======== Material supplied ========

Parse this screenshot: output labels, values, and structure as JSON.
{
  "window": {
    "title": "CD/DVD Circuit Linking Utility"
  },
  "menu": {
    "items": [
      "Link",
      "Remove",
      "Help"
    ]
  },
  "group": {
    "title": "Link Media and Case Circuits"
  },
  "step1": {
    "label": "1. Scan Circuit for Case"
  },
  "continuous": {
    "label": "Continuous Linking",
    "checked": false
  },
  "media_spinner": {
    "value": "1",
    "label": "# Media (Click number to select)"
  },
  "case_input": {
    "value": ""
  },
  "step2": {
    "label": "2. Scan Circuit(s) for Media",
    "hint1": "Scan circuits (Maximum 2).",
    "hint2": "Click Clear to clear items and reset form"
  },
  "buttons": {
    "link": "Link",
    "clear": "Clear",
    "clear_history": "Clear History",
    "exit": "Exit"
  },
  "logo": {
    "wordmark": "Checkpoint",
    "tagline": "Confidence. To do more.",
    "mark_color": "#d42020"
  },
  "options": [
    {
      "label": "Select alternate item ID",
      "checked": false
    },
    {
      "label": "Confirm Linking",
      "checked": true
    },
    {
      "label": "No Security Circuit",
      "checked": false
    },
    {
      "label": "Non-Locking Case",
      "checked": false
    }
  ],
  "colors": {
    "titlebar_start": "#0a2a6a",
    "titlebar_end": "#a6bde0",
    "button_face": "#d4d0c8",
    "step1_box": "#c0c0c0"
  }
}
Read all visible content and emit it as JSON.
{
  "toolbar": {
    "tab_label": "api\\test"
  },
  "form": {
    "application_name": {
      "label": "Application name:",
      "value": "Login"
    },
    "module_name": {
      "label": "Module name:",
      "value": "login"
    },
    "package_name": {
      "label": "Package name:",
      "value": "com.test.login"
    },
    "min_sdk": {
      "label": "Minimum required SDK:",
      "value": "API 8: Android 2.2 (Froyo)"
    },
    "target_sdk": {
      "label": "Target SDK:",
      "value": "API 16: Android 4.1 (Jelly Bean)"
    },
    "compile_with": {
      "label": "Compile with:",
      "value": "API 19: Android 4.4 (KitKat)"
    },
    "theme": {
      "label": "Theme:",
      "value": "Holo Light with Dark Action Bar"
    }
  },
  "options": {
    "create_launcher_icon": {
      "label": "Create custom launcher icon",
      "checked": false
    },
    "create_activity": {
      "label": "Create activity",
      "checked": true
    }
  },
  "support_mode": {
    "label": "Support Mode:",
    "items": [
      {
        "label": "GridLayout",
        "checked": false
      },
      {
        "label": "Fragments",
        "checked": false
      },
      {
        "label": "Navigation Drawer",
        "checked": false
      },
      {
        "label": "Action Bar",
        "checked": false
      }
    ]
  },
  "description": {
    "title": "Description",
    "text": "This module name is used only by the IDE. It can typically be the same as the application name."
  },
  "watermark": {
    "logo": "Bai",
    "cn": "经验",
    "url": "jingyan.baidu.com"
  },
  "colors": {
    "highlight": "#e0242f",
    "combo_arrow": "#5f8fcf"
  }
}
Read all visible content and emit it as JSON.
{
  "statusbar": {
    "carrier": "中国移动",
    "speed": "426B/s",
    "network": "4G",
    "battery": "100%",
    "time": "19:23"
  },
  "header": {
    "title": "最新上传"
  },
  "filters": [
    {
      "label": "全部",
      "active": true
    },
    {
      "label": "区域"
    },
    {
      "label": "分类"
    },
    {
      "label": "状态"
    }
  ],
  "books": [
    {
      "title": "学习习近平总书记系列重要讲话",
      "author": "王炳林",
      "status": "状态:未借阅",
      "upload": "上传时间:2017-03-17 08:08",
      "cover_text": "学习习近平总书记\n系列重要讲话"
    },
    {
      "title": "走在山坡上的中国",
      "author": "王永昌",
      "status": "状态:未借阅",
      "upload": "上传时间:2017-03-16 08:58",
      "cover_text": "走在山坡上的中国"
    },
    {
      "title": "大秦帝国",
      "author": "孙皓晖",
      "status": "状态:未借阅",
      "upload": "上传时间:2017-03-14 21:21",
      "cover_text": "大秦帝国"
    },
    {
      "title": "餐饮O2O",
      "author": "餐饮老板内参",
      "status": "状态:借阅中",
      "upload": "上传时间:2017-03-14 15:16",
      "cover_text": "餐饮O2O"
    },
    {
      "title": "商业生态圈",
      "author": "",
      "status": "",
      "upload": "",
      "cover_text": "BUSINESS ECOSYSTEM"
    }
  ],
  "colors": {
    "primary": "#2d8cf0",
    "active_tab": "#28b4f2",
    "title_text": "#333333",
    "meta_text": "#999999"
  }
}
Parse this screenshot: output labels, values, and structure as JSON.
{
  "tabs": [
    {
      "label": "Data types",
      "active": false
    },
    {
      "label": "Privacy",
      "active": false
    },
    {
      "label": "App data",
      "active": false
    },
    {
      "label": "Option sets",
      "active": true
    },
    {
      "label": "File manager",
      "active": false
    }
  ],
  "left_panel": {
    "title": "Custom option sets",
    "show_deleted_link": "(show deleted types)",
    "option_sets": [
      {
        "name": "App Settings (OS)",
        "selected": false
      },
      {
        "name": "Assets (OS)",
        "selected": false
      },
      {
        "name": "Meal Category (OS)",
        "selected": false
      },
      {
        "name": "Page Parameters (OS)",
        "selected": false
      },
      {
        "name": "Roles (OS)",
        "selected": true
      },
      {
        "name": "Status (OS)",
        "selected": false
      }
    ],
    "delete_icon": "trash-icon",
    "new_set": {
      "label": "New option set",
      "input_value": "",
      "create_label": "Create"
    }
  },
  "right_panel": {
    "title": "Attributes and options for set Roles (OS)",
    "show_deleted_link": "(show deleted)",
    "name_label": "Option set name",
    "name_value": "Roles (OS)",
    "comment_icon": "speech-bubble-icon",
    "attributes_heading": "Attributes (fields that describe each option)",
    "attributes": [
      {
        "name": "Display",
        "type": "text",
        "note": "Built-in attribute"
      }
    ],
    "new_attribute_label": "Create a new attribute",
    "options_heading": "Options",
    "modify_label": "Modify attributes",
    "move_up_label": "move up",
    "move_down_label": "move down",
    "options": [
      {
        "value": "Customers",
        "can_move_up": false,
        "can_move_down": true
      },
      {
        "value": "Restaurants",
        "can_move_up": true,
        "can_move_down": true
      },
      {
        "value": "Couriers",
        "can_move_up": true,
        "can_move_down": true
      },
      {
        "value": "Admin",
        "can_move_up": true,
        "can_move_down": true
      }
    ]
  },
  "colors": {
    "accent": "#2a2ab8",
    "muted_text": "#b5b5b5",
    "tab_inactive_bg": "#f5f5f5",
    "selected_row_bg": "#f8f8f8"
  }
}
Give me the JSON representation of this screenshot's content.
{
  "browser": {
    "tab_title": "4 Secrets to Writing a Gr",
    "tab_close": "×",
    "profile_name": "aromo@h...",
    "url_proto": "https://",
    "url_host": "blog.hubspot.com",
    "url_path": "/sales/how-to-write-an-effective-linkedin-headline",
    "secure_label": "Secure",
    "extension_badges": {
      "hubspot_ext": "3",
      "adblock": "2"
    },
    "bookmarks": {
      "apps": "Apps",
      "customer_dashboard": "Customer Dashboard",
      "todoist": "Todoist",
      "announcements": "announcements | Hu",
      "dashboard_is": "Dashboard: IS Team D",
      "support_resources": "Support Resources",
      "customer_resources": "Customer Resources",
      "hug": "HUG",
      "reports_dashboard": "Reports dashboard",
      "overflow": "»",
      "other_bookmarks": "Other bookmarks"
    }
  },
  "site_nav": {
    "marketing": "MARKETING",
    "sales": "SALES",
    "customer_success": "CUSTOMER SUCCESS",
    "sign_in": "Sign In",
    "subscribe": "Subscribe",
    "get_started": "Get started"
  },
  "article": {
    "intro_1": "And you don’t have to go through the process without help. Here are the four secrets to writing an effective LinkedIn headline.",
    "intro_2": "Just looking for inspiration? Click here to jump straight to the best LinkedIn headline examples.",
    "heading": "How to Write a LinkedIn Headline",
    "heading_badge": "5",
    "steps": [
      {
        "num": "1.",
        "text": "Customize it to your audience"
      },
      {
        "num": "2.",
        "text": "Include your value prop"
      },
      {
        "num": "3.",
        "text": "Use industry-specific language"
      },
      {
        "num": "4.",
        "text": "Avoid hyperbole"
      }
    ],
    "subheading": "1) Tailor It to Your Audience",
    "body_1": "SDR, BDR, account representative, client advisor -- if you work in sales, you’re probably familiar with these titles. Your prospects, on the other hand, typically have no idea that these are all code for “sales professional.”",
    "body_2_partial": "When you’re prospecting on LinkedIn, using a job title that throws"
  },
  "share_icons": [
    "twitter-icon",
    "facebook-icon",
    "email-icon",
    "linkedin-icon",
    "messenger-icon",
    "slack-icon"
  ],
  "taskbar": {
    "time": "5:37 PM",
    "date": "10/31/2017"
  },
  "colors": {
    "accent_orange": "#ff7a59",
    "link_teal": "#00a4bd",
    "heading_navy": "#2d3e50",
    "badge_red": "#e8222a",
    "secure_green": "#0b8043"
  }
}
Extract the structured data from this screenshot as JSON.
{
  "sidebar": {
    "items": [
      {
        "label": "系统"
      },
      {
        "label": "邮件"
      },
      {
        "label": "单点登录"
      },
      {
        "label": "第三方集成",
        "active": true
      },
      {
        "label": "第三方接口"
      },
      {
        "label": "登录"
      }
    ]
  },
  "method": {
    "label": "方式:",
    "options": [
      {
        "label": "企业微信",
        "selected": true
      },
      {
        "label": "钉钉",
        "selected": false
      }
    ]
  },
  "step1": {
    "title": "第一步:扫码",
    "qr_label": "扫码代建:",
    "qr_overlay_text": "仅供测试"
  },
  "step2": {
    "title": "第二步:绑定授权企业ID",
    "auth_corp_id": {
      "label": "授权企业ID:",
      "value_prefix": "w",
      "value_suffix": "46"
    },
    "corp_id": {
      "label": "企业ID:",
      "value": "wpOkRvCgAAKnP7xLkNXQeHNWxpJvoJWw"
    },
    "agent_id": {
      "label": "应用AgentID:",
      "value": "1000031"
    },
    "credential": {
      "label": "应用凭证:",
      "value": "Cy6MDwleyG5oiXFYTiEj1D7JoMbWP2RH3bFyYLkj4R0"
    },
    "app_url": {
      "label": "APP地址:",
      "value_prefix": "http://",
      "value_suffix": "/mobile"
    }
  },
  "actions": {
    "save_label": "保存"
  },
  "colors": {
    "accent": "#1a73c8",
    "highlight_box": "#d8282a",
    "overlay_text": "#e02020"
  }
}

========

◆ **Goal**: Copy whichever lines in the listing above contain the word "sales".

◆ **Solution**:
    "url_path": "/sales/how-to-write-an-effective-linkedin-headline",
    "sales": "SALES",
    "body_1": "SDR, BDR, account representative, client advisor -- if you work in sales, you’re probably familiar with these titles. Your prospects, on the other hand, typically have no idea that these are all code for “sales professional.”",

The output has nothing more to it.